[Records excerpted from a collection]

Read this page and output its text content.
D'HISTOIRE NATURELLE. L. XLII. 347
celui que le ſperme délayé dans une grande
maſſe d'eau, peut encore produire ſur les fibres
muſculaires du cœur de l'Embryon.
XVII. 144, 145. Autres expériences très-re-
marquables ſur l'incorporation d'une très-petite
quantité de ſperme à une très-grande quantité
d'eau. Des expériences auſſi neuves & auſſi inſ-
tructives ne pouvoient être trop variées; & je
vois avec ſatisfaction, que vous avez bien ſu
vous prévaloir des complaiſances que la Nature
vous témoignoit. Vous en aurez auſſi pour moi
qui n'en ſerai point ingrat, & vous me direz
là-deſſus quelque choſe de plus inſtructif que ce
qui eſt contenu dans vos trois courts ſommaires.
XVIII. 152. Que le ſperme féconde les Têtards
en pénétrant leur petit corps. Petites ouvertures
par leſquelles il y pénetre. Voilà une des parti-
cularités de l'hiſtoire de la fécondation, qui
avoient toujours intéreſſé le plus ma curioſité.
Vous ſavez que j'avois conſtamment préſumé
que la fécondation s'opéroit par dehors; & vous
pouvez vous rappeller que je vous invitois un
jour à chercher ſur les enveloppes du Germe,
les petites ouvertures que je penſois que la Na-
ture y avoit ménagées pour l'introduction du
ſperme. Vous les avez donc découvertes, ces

*EXERCISE TASK*: Work out how many lines above have the string "auſſi" in them, and give only the number.

*ANSWER FOR THIS EXERCISE*: 2